== PROBLEM TO SOLVE ==
Write out the whole listing word for word.

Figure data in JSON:
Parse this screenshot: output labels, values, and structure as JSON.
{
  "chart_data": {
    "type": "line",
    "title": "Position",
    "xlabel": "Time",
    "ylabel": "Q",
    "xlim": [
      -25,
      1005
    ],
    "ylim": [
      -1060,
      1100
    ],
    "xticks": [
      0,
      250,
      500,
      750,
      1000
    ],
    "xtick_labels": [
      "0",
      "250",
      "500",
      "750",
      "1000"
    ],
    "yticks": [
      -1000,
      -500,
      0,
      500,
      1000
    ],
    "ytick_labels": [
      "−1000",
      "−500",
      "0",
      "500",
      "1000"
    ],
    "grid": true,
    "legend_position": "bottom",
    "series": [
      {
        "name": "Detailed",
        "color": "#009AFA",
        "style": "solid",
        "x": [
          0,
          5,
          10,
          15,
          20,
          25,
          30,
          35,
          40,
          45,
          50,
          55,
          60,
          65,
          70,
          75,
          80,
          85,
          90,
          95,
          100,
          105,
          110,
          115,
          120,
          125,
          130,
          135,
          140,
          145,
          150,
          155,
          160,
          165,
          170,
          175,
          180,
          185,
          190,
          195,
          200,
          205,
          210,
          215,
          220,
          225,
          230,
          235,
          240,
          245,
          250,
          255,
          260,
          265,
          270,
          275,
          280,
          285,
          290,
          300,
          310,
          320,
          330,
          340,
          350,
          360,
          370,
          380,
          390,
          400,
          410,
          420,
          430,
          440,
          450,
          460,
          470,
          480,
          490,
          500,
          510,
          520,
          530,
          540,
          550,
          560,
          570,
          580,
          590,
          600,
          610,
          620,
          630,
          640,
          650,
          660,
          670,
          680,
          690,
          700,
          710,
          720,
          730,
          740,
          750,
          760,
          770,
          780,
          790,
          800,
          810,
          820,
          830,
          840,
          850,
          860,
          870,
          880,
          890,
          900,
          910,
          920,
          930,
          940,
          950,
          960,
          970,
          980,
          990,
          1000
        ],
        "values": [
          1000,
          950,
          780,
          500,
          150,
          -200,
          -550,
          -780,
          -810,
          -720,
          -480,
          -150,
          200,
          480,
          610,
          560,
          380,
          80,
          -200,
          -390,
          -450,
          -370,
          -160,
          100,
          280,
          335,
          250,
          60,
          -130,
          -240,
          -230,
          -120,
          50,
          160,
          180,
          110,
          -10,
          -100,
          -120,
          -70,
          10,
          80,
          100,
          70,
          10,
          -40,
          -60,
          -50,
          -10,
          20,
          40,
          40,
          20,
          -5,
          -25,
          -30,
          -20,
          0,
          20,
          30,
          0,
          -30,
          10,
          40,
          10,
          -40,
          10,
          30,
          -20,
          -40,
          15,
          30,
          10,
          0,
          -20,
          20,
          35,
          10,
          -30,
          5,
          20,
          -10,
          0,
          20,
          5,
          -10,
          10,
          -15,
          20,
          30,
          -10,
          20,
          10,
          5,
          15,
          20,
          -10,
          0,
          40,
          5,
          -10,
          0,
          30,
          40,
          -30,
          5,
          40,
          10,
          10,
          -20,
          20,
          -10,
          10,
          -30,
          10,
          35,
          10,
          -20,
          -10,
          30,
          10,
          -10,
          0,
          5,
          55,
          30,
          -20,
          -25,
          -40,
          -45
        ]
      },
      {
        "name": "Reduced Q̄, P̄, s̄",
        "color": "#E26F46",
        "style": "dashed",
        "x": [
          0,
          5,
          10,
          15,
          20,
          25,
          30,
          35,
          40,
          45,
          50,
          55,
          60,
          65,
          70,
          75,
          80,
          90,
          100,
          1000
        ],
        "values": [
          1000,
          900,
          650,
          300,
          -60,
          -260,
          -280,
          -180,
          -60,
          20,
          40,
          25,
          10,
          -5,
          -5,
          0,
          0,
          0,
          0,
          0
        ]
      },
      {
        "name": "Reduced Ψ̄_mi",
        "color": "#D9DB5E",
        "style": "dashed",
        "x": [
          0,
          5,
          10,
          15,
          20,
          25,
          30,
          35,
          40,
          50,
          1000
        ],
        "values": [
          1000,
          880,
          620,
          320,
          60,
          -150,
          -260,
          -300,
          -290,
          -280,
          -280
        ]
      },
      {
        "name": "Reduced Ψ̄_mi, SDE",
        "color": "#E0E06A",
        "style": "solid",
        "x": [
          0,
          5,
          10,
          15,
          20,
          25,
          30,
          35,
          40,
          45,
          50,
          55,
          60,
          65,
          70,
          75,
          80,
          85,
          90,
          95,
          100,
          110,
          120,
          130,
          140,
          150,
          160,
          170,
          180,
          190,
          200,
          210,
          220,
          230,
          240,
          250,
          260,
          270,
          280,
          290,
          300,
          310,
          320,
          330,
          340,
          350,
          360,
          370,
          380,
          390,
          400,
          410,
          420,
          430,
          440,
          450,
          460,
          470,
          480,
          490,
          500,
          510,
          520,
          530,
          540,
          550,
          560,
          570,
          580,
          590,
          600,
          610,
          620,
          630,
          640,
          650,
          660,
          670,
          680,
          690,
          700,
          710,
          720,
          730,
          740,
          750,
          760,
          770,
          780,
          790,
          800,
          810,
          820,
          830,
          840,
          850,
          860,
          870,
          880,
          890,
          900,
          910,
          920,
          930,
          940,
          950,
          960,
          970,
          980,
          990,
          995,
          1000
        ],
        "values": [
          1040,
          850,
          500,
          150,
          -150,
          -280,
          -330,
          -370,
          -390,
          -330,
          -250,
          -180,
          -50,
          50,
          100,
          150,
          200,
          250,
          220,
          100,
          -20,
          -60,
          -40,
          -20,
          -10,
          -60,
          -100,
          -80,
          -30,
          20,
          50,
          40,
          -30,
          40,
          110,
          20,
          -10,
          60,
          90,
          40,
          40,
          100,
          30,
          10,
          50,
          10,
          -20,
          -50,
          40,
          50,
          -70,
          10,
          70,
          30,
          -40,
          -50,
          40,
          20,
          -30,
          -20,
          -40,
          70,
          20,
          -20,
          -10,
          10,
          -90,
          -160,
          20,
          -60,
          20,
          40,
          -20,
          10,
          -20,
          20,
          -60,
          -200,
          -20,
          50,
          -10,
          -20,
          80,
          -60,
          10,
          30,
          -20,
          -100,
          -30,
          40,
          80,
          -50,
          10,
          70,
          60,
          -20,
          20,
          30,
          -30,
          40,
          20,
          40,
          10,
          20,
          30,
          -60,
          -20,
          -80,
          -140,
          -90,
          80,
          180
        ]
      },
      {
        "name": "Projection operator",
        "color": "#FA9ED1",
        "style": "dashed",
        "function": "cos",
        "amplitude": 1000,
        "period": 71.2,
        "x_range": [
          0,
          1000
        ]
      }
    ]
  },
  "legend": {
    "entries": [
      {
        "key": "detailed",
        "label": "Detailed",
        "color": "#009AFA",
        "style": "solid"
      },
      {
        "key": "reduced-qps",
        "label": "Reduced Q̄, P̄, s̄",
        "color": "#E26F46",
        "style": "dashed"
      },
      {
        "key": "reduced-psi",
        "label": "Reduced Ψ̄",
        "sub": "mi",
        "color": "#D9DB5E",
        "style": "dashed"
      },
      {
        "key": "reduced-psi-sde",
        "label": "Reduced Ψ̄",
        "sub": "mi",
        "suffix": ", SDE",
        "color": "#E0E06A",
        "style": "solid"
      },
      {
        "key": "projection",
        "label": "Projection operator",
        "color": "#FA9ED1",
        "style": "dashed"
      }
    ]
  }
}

== RESULT OF THE TASK ==
Parse this screenshot: output labels, values, and structure as JSON.
{
  "chart_data": {
    "type": "line",
    "title": "Position",
    "xlabel": "Time",
    "ylabel": "Q",
    "xlim": [
      -25,
      1005
    ],
    "ylim": [
      -1060,
      1100
    ],
    "xticks": [
      0,
      250,
      500,
      750,
      1000
    ],
    "xtick_labels": [
      "0",
      "250",
      "500",
      "750",
      "1000"
    ],
    "yticks": [
      -1000,
      -500,
      0,
      500,
      1000
    ],
    "ytick_labels": [
      "−1000",
      "−500",
      "0",
      "500",
      "1000"
    ],
    "grid": true,
    "legend_position": "bottom",
    "series": [
      {
        "name": "Detailed",
        "color": "#009AFA",
        "style": "solid",
        "x": [
          0,
          5,
          10,
          15,
          20,
          25,
          30,
          35,
          40,
          45,
          50,
          55,
          60,
          65,
          70,
          75,
          80,
          85,
          90,
          95,
          100,
          105,
          110,
          115,
          120,
          125,
          130,
          135,
          140,
          145,
          150,
          155,
          160,
          165,
          170,
          175,
          180,
          185,
          190,
          195,
          200,
          205,
          210,
          215,
          220,
          225,
          230,
          235,
          240,
          245,
          250,
          255,
          260,
          265,
          270,
          275,
          280,
          285,
          290,
          300,
          310,
          320,
          330,
          340,
          350,
          360,
          370,
          380,
          390,
          400,
          410,
          420,
          430,
          440,
          450,
          460,
          470,
          480,
          490,
          500,
          510,
          520,
          530,
          540,
          550,
          560,
          570,
          580,
          590,
          600,
          610,
          620,
          630,
          640,
          650,
          660,
          670,
          680,
          690,
          700,
          710,
          720,
          730,
          740,
          750,
          760,
          770,
          780,
          790,
          800,
          810,
          820,
          830,
          840,
          850,
          860,
          870,
          880,
          890,
          900,
          910,
          920,
          930,
          940,
          950,
          960,
          970,
          980,
          990,
          1000
        ],
        "values": [
          1000,
          950,
          780,
          500,
          150,
          -200,
          -550,
          -780,
          -810,
          -720,
          -480,
          -150,
          200,
          480,
          610,
          560,
          380,
          80,
          -200,
          -390,
          -450,
          -370,
          -160,
          100,
          280,
          335,
          250,
          60,
          -130,
          -240,
          -230,
          -120,
          50,
          160,
          180,
          110,
          -10,
          -100,
          -120,
          -70,
          10,
          80,
          100,
          70,
          10,
          -40,
          -60,
          -50,
          -10,
          20,
          40,
          40,
          20,
          -5,
          -25,
          -30,
          -20,
          0,
          20,
          30,
          0,
          -30,
          10,
          40,
          10,
          -40,
          10,
          30,
          -20,
          -40,
          15,
          30,
          10,
          0,
          -20,
          20,
          35,
          10,
          -30,
          5,
          20,
          -10,
          0,
          20,
          5,
          -10,
          10,
          -15,
          20,
          30,
          -10,
          20,
          10,
          5,
          15,
          20,
          -10,
          0,
          40,
          5,
          -10,
          0,
          30,
          40,
          -30,
          5,
          40,
          10,
          10,
          -20,
          20,
          -10,
          10,
          -30,
          10,
          35,
          10,
          -20,
          -10,
          30,
          10,
          -10,
          0,
          5,
          55,
          30,
          -20,
          -25,
          -40,
          -45
        ]
      },
      {
        "name": "Reduced Q̄, P̄, s̄",
        "color": "#E26F46",
        "style": "dashed",
        "x": [
          0,
          5,
          10,
          15,
          20,
          25,
          30,
          35,
          40,
          45,
          50,
          55,
          60,
          65,
          70,
          75,
          80,
          90,
          100,
          1000
        ],
        "values": [
          1000,
          900,
          650,
          300,
          -60,
          -260,
          -280,
          -180,
          -60,
          20,
          40,
          25,
          10,
          -5,
          -5,
          0,
          0,
          0,
          0,
          0
        ]
      },
      {
        "name": "Reduced Ψ̄_mi",
        "color": "#D9DB5E",
        "style": "dashed",
        "x": [
          0,
          5,
          10,
          15,
          20,
          25,
          30,
          35,
          40,
          50,
          1000
        ],
        "values": [
          1000,
          880,
          620,
          320,
          60,
          -150,
          -260,
          -300,
          -290,
          -280,
          -280
        ]
      },
      {
        "name": "Reduced Ψ̄_mi, SDE",
        "color": "#E0E06A",
        "style": "solid",
        "x": [
          0,
          5,
          10,
          15,
          20,
          25,
          30,
          35,
          40,
          45,
          50,
          55,
          60,
          65,
          70,
          75,
          80,
          85,
          90,
          95,
          100,
          110,
          120,
          130,
          140,
          150,
          160,
          170,
          180,
          190,
          200,
          210,
          220,
          230,
          240,
          250,
          260,
          270,
          280,
          290,
          300,
          310,
          320,
          330,
          340,
          350,
          360,
          370,
          380,
          390,
          400,
          410,
          420,
          430,
          440,
          450,
          460,
          470,
          480,
          490,
          500,
          510,
          520,
          530,
          540,
          550,
          560,
          570,
          580,
          590,
          600,
          610,
          620,
          630,
          640,
          650,
          660,
          670,
          680,
          690,
          700,
          710,
          720,
          730,
          740,
          750,
          760,
          770,
          780,
          790,
          800,
          810,
          820,
          830,
          840,
          850,
          860,
          870,
          880,
          890,
          900,
          910,
          920,
          930,
          940,
          950,
          960,
          970,
          980,
          990,
          995,
          1000
        ],
        "values": [
          1040,
          850,
          500,
          150,
          -150,
          -280,
          -330,
          -370,
          -390,
          -330,
          -250,
          -180,
          -50,
          50,
          100,
          150,
          200,
          250,
          220,
          100,
          -20,
          -60,
          -40,
          -20,
          -10,
          -60,
          -100,
          -80,
          -30,
          20,
          50,
          40,
          -30,
          40,
          110,
          20,
          -10,
          60,
          90,
          40,
          40,
          100,
          30,
          10,
          50,
          10,
          -20,
          -50,
          40,
          50,
          -70,
          10,
          70,
          30,
          -40,
          -50,
          40,
          20,
          -30,
          -20,
          -40,
          70,
          20,
          -20,
          -10,
          10,
          -90,
          -160,
          20,
          -60,
          20,
          40,
          -20,
          10,
          -20,
          20,
          -60,
          -200,
          -20,
          50,
          -10,
          -20,
          80,
          -60,
          10,
          30,
          -20,
          -100,
          -30,
          40,
          80,
          -50,
          10,
          70,
          60,
          -20,
          20,
          30,
          -30,
          40,
          20,
          40,
          10,
          20,
          30,
          -60,
          -20,
          -80,
          -140,
          -90,
          80,
          180
        ]
      },
      {
        "name": "Projection operator",
        "color": "#FA9ED1",
        "style": "dashed",
        "function": "cos",
        "amplitude": 1000,
        "period": 71.2,
        "x_range": [
          0,
          1000
        ]
      }
    ]
  },
  "legend": {
    "entries": [
      {
        "key": "detailed",
        "label": "Detailed",
        "color": "#009AFA",
        "style": "solid"
      },
      {
        "key": "reduced-qps",
        "label": "Reduced Q̄, P̄, s̄",
        "color": "#E26F46",
        "style": "dashed"
      },
      {
        "key": "reduced-psi",
        "label": "Reduced Ψ̄",
        "sub": "mi",
        "color": "#D9DB5E",
        "style": "dashed"
      },
      {
        "key": "reduced-psi-sde",
        "label": "Reduced Ψ̄",
        "sub": "mi",
        "suffix": ", SDE",
        "color": "#E0E06A",
        "style": "solid"
      },
      {
        "key": "projection",
        "label": "Projection operator",
        "color": "#FA9ED1",
        "style": "dashed"
      }
    ]
  }
}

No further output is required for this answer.